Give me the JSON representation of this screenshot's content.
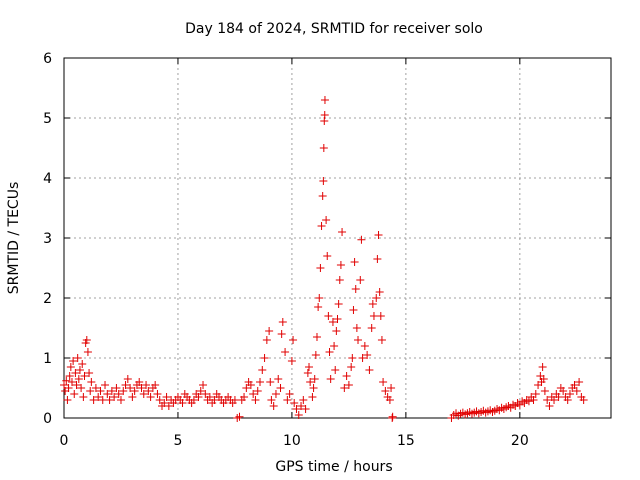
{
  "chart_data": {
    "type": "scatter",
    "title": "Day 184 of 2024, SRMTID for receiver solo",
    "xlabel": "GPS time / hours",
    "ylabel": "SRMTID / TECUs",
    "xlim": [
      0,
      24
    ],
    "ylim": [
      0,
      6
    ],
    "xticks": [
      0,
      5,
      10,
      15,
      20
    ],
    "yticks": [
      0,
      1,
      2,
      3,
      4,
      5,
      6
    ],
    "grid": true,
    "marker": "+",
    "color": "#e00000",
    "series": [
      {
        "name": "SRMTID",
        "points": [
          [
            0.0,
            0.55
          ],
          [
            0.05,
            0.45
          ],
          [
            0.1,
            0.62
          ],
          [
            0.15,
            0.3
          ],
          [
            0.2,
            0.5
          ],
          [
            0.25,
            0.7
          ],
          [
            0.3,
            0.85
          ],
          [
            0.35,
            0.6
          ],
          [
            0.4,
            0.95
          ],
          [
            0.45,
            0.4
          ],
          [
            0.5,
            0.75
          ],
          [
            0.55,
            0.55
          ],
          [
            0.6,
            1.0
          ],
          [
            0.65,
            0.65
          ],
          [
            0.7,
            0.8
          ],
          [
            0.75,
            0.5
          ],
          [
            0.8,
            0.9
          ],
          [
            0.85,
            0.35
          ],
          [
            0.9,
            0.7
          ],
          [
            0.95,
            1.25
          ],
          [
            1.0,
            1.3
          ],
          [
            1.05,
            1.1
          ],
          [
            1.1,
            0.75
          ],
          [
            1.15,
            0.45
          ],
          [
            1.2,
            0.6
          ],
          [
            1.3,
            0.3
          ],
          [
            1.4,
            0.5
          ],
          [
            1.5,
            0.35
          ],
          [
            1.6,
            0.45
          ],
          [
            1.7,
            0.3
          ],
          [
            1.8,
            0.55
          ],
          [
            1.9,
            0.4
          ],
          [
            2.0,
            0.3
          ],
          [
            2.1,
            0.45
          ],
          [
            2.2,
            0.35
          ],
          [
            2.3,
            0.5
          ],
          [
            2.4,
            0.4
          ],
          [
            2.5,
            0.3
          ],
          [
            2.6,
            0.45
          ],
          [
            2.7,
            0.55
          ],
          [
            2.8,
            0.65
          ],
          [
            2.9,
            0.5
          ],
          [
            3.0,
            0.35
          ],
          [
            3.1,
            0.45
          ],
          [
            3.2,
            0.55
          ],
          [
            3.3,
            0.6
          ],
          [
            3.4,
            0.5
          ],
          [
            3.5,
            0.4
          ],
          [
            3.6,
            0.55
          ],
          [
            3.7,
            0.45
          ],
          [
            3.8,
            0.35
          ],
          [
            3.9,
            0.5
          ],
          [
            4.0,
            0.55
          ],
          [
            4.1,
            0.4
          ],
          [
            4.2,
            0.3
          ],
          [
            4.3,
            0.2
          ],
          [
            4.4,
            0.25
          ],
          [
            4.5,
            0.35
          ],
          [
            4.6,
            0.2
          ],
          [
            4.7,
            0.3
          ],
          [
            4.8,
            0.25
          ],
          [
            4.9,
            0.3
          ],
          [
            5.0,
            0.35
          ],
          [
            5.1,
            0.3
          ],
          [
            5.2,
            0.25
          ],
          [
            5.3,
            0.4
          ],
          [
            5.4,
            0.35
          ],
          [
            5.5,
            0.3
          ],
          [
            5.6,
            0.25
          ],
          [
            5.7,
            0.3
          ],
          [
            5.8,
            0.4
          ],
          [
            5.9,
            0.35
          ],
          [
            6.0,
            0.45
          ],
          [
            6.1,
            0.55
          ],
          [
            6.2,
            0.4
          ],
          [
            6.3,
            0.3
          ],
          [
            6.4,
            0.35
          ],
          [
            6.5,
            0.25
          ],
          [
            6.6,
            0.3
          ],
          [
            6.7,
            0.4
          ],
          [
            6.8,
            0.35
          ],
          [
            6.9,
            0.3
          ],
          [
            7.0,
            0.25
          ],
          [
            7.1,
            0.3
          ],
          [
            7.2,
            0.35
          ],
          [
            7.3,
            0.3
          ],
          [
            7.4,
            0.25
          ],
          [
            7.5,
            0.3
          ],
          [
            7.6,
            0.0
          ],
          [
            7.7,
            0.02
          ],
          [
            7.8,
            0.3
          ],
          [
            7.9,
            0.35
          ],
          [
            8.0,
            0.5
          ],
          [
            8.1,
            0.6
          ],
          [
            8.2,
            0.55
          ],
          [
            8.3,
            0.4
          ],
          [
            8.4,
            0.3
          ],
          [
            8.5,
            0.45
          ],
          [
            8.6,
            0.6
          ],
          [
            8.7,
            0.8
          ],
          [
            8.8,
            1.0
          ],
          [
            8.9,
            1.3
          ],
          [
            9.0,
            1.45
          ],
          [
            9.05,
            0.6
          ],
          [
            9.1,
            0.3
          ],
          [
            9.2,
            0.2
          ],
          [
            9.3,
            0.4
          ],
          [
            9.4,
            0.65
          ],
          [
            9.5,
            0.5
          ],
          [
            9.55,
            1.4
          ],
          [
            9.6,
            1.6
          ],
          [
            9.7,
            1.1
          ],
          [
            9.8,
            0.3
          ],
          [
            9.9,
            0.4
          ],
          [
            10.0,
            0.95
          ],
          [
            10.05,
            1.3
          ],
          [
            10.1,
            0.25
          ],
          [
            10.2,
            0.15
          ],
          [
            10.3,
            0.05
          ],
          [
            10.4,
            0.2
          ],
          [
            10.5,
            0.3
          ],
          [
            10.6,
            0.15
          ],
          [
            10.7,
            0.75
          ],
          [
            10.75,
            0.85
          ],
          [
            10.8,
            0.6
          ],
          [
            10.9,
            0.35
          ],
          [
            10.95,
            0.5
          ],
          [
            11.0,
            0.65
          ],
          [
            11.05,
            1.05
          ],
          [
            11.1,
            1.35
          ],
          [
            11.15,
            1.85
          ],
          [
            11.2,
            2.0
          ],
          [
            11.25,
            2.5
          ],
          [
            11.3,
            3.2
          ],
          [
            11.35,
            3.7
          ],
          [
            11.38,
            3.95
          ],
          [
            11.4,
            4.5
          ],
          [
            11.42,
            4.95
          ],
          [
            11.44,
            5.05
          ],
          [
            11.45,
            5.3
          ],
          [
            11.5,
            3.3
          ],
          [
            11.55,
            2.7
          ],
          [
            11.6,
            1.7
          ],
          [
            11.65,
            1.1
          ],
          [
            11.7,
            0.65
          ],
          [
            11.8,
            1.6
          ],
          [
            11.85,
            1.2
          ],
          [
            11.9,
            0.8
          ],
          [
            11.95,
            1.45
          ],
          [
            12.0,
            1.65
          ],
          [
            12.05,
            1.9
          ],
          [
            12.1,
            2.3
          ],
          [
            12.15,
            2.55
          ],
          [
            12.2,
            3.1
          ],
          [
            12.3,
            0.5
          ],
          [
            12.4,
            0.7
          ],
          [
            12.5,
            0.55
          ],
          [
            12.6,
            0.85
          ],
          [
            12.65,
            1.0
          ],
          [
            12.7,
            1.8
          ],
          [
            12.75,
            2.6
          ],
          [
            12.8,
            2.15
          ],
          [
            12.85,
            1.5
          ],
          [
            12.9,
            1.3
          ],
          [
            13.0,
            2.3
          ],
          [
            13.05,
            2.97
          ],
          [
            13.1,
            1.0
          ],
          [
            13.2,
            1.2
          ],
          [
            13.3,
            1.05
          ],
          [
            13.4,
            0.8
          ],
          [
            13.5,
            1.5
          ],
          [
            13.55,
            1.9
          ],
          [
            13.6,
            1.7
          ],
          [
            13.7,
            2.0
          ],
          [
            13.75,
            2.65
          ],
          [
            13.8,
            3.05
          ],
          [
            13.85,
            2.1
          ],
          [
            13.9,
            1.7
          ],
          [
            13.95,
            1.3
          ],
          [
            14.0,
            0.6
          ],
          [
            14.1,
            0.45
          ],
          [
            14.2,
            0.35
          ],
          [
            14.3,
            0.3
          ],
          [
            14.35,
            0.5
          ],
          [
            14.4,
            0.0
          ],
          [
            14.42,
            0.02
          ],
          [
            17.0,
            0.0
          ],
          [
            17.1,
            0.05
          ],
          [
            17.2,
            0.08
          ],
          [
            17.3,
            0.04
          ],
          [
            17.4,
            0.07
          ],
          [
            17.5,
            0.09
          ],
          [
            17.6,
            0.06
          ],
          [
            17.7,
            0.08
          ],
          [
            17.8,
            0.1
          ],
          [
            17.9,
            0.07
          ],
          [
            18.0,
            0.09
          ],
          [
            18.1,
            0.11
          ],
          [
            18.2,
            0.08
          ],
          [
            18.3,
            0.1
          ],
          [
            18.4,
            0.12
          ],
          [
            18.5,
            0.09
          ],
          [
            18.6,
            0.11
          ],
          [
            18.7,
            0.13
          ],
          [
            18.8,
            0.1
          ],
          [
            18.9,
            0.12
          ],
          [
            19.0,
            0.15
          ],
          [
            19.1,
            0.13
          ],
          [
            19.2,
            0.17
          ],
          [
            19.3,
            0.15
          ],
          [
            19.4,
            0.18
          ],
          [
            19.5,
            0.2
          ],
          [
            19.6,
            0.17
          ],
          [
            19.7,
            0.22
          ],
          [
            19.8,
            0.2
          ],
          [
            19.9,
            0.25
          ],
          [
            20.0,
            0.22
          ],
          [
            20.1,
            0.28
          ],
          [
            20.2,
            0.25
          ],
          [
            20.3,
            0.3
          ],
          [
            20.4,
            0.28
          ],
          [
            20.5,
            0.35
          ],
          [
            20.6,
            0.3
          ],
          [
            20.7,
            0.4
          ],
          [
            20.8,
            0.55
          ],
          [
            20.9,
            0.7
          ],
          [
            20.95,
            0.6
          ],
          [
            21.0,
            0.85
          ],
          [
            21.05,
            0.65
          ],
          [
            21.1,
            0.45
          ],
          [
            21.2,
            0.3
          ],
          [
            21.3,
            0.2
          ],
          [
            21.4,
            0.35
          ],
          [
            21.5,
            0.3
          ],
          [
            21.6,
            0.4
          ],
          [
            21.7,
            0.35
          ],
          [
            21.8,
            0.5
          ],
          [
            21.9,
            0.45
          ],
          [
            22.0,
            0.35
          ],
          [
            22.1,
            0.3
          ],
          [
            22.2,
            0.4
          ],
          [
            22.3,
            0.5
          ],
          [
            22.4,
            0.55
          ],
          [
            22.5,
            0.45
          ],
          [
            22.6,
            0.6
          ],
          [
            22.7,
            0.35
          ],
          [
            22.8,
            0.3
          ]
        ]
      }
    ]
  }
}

★ ★ ★

▸ What the task requires
Read through the entries and copy every line that includes "SRMTID".

▸ Written response
    "title": "Day 184 of 2024, SRMTID for receiver solo",
    "ylabel": "SRMTID / TECUs",
        "name": "SRMTID",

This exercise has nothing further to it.